## START DATA LISTING

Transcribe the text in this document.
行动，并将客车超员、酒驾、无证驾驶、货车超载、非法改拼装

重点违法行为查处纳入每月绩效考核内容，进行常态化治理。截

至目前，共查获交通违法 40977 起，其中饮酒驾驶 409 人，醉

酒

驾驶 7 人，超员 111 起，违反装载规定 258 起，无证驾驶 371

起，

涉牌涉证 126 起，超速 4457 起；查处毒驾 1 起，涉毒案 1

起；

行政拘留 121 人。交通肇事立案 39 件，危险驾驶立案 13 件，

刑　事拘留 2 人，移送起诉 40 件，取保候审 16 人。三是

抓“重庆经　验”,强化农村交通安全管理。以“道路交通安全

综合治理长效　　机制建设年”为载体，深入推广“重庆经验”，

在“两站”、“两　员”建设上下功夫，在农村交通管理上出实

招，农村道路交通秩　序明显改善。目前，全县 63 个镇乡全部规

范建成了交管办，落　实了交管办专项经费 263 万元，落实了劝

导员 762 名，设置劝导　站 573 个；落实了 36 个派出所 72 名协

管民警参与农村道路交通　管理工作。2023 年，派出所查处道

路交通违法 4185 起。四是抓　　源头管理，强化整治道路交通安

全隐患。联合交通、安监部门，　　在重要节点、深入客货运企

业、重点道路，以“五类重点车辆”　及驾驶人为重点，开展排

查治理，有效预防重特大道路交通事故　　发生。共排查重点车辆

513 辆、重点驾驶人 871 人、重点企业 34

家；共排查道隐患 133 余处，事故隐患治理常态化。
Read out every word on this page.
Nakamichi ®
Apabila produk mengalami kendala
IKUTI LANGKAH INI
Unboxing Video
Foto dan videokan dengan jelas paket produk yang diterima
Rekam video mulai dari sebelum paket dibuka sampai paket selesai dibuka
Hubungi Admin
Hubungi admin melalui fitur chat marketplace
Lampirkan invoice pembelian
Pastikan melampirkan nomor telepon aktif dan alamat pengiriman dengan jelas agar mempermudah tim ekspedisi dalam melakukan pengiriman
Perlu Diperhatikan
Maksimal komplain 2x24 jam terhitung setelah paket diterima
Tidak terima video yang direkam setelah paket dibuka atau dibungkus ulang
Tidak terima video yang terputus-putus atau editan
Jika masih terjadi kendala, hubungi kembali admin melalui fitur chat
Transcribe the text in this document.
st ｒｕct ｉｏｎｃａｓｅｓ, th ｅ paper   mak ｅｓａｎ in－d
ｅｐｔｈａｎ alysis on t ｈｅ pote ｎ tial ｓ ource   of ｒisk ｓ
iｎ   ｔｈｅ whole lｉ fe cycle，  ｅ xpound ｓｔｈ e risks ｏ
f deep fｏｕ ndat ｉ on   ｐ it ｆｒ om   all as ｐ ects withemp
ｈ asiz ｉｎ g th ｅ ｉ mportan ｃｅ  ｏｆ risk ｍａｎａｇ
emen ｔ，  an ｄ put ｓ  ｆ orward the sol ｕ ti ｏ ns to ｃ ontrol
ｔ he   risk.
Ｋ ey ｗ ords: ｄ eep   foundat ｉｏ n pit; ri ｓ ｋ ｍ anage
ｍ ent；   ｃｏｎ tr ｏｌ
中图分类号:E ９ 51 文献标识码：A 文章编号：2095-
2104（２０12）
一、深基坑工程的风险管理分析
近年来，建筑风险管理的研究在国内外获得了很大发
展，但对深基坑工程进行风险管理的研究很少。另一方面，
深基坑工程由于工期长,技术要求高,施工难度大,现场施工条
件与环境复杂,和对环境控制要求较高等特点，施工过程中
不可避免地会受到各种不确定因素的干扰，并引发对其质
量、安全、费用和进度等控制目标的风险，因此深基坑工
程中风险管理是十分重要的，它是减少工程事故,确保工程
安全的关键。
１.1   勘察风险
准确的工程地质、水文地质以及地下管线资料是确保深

## END DATA LISTING

- REQUIRED WORK: Please output the entries above, every line exactly as it reads.

- FULL SOLUTION:
Transcribe the text in this document.
行动，并将客车超员、酒驾、无证驾驶、货车超载、非法改拼装

重点违法行为查处纳入每月绩效考核内容，进行常态化治理。截

至目前，共查获交通违法 40977 起，其中饮酒驾驶 409 人，醉

酒

驾驶 7 人，超员 111 起，违反装载规定 258 起，无证驾驶 371

起，

涉牌涉证 126 起，超速 4457 起；查处毒驾 1 起，涉毒案 1

起；

行政拘留 121 人。交通肇事立案 39 件，危险驾驶立案 13 件，

刑　事拘留 2 人，移送起诉 40 件，取保候审 16 人。三是

抓“重庆经　验”,强化农村交通安全管理。以“道路交通安全

综合治理长效　　机制建设年”为载体，深入推广“重庆经验”，

在“两站”、“两　员”建设上下功夫，在农村交通管理上出实

招，农村道路交通秩　序明显改善。目前，全县 63 个镇乡全部规

范建成了交管办，落　实了交管办专项经费 263 万元，落实了劝

导员 762 名，设置劝导　站 573 个；落实了 36 个派出所 72 名协

管民警参与农村道路交通　管理工作。2023 年，派出所查处道

路交通违法 4185 起。四是抓　　源头管理，强化整治道路交通安

全隐患。联合交通、安监部门，　　在重要节点、深入客货运企

业、重点道路，以“五类重点车辆”　及驾驶人为重点，开展排

查治理，有效预防重特大道路交通事故　　发生。共排查重点车辆

513 辆、重点驾驶人 871 人、重点企业 34

家；共排查道隐患 133 余处，事故隐患治理常态化。
Read out every word on this page.
Nakamichi ®
Apabila produk mengalami kendala
IKUTI LANGKAH INI
Unboxing Video
Foto dan videokan dengan jelas paket produk yang diterima
Rekam video mulai dari sebelum paket dibuka sampai paket selesai dibuka
Hubungi Admin
Hubungi admin melalui fitur chat marketplace
Lampirkan invoice pembelian
Pastikan melampirkan nomor telepon aktif dan alamat pengiriman dengan jelas agar mempermudah tim ekspedisi dalam melakukan pengiriman
Perlu Diperhatikan
Maksimal komplain 2x24 jam terhitung setelah paket diterima
Tidak terima video yang direkam setelah paket dibuka atau dibungkus ulang
Tidak terima video yang terputus-putus atau editan
Jika masih terjadi kendala, hubungi kembali admin melalui fitur chat
Transcribe the text in this document.
st ｒｕct ｉｏｎｃａｓｅｓ, th ｅ paper   mak ｅｓａｎ in－d
ｅｐｔｈａｎ alysis on t ｈｅ pote ｎ tial ｓ ource   of ｒisk ｓ
iｎ   ｔｈｅ whole lｉ fe cycle，  ｅ xpound ｓｔｈ e risks ｏ
f deep fｏｕ ndat ｉ on   ｐ it ｆｒ om   all as ｐ ects withemp
ｈ asiz ｉｎ g th ｅ ｉ mportan ｃｅ  ｏｆ risk ｍａｎａｇ
emen ｔ，  an ｄ put ｓ  ｆ orward the sol ｕ ti ｏ ns to ｃ ontrol
ｔ he   risk.
Ｋ ey ｗ ords: ｄ eep   foundat ｉｏ n pit; ri ｓ ｋ ｍ anage
ｍ ent；   ｃｏｎ tr ｏｌ
中图分类号:E ９ 51 文献标识码：A 文章编号：2095-
2104（２０12）
一、深基坑工程的风险管理分析
近年来，建筑风险管理的研究在国内外获得了很大发
展，但对深基坑工程进行风险管理的研究很少。另一方面，
深基坑工程由于工期长,技术要求高,施工难度大,现场施工条
件与环境复杂,和对环境控制要求较高等特点，施工过程中
不可避免地会受到各种不确定因素的干扰，并引发对其质
量、安全、费用和进度等控制目标的风险，因此深基坑工
程中风险管理是十分重要的，它是减少工程事故,确保工程
安全的关键。
１.1   勘察风险
准确的工程地质、水文地质以及地下管线资料是确保深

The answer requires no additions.